------ Data lines

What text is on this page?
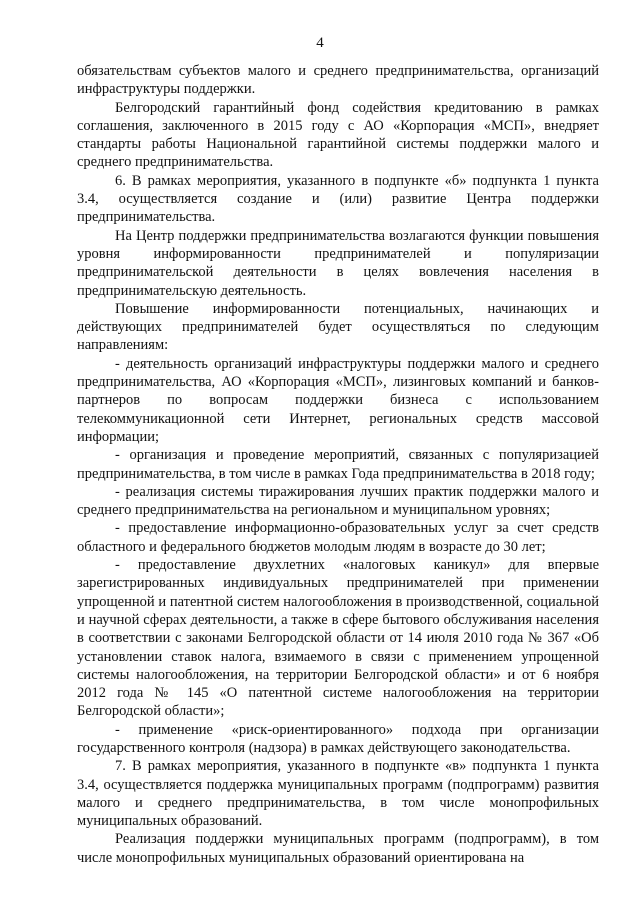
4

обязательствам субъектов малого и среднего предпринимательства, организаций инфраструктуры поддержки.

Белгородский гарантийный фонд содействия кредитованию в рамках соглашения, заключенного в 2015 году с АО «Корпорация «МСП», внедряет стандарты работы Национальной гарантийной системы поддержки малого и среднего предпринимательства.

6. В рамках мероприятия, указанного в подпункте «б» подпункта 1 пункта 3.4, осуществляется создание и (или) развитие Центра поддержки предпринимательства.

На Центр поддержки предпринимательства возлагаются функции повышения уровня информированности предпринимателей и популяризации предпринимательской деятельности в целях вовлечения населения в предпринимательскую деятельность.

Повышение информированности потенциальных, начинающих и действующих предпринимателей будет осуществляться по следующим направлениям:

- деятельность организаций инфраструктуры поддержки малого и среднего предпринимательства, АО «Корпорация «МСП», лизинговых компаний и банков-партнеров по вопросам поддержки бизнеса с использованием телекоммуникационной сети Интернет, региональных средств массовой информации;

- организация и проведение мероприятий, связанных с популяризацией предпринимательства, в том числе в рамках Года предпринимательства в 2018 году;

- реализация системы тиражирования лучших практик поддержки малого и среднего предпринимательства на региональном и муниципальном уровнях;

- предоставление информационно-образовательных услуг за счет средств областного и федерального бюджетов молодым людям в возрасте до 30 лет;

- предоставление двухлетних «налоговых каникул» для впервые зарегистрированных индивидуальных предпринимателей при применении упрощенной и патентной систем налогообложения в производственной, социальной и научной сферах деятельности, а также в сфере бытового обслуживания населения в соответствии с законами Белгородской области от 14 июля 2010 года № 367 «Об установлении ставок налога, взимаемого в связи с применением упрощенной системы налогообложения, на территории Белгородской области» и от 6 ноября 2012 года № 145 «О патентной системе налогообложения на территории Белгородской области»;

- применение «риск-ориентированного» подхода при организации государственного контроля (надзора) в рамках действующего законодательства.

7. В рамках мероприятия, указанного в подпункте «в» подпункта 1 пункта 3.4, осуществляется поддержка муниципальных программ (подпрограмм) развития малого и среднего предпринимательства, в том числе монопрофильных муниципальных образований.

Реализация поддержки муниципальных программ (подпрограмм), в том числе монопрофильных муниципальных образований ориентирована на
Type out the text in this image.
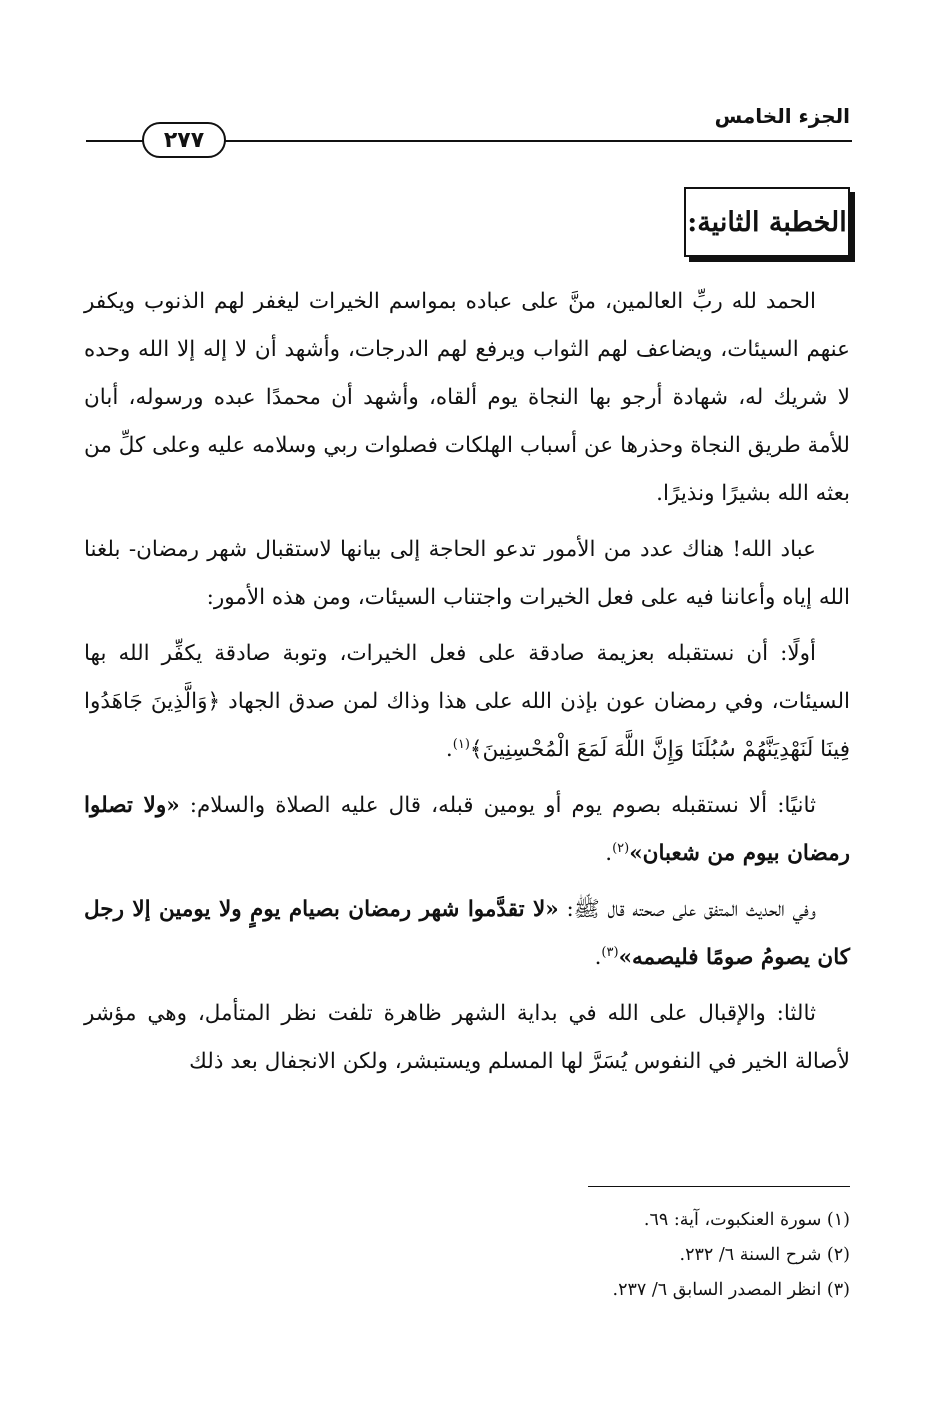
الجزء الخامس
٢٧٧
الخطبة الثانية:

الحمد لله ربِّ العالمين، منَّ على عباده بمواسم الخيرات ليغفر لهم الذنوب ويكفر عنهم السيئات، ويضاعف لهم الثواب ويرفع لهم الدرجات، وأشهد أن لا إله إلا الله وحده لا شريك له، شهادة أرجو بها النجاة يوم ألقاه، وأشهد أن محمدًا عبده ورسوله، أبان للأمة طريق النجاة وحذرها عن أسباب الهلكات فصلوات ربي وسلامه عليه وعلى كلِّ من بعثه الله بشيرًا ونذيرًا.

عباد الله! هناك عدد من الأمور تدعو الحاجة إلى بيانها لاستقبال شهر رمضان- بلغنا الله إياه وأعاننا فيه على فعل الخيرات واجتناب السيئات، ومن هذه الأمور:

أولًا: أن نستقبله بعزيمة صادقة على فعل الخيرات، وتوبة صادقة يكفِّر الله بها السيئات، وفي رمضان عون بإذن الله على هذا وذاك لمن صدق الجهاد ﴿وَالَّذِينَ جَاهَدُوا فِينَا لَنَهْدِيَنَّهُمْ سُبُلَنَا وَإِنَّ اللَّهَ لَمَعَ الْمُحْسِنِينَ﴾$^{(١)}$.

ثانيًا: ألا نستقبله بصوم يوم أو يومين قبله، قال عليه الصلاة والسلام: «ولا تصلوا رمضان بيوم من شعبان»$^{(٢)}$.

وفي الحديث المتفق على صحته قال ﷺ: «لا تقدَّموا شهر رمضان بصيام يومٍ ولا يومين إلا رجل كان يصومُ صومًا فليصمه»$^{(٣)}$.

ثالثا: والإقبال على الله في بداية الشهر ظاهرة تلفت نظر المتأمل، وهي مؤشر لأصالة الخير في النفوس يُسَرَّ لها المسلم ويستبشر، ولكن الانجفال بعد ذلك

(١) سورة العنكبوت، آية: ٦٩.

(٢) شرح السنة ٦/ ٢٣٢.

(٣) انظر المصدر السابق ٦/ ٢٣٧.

------------

• Problem:
Take the listing above and restate it word for word, without its pictures.

• Problem solution:
What text is on this page?
4

обязательствам субъектов малого и среднего предпринимательства, организаций инфраструктуры поддержки.

Белгородский гарантийный фонд содействия кредитованию в рамках соглашения, заключенного в 2015 году с АО «Корпорация «МСП», внедряет стандарты работы Национальной гарантийной системы поддержки малого и среднего предпринимательства.

6. В рамках мероприятия, указанного в подпункте «б» подпункта 1 пункта 3.4, осуществляется создание и (или) развитие Центра поддержки предпринимательства.

На Центр поддержки предпринимательства возлагаются функции повышения уровня информированности предпринимателей и популяризации предпринимательской деятельности в целях вовлечения населения в предпринимательскую деятельность.

Повышение информированности потенциальных, начинающих и действующих предпринимателей будет осуществляться по следующим направлениям:

- деятельность организаций инфраструктуры поддержки малого и среднего предпринимательства, АО «Корпорация «МСП», лизинговых компаний и банков-партнеров по вопросам поддержки бизнеса с использованием телекоммуникационной сети Интернет, региональных средств массовой информации;

- организация и проведение мероприятий, связанных с популяризацией предпринимательства, в том числе в рамках Года предпринимательства в 2018 году;

- реализация системы тиражирования лучших практик поддержки малого и среднего предпринимательства на региональном и муниципальном уровнях;

- предоставление информационно-образовательных услуг за счет средств областного и федерального бюджетов молодым людям в возрасте до 30 лет;

- предоставление двухлетних «налоговых каникул» для впервые зарегистрированных индивидуальных предпринимателей при применении упрощенной и патентной систем налогообложения в производственной, социальной и научной сферах деятельности, а также в сфере бытового обслуживания населения в соответствии с законами Белгородской области от 14 июля 2010 года № 367 «Об установлении ставок налога, взимаемого в связи с применением упрощенной системы налогообложения, на территории Белгородской области» и от 6 ноября 2012 года № 145 «О патентной системе налогообложения на территории Белгородской области»;

- применение «риск-ориентированного» подхода при организации государственного контроля (надзора) в рамках действующего законодательства.

7. В рамках мероприятия, указанного в подпункте «в» подпункта 1 пункта 3.4, осуществляется поддержка муниципальных программ (подпрограмм) развития малого и среднего предпринимательства, в том числе монопрофильных муниципальных образований.

Реализация поддержки муниципальных программ (подпрограмм), в том числе монопрофильных муниципальных образований ориентирована на
Type out the text in this image.
الجزء الخامس
٢٧٧
الخطبة الثانية:

الحمد لله ربِّ العالمين، منَّ على عباده بمواسم الخيرات ليغفر لهم الذنوب ويكفر عنهم السيئات، ويضاعف لهم الثواب ويرفع لهم الدرجات، وأشهد أن لا إله إلا الله وحده لا شريك له، شهادة أرجو بها النجاة يوم ألقاه، وأشهد أن محمدًا عبده ورسوله، أبان للأمة طريق النجاة وحذرها عن أسباب الهلكات فصلوات ربي وسلامه عليه وعلى كلِّ من بعثه الله بشيرًا ونذيرًا.

عباد الله! هناك عدد من الأمور تدعو الحاجة إلى بيانها لاستقبال شهر رمضان- بلغنا الله إياه وأعاننا فيه على فعل الخيرات واجتناب السيئات، ومن هذه الأمور:

أولًا: أن نستقبله بعزيمة صادقة على فعل الخيرات، وتوبة صادقة يكفِّر الله بها السيئات، وفي رمضان عون بإذن الله على هذا وذاك لمن صدق الجهاد ﴿وَالَّذِينَ جَاهَدُوا فِينَا لَنَهْدِيَنَّهُمْ سُبُلَنَا وَإِنَّ اللَّهَ لَمَعَ الْمُحْسِنِينَ﴾$^{(١)}$.

ثانيًا: ألا نستقبله بصوم يوم أو يومين قبله، قال عليه الصلاة والسلام: «ولا تصلوا رمضان بيوم من شعبان»$^{(٢)}$.

وفي الحديث المتفق على صحته قال ﷺ: «لا تقدَّموا شهر رمضان بصيام يومٍ ولا يومين إلا رجل كان يصومُ صومًا فليصمه»$^{(٣)}$.

ثالثا: والإقبال على الله في بداية الشهر ظاهرة تلفت نظر المتأمل، وهي مؤشر لأصالة الخير في النفوس يُسَرَّ لها المسلم ويستبشر، ولكن الانجفال بعد ذلك

(١) سورة العنكبوت، آية: ٦٩.

(٢) شرح السنة ٦/ ٢٣٢.

(٣) انظر المصدر السابق ٦/ ٢٣٧.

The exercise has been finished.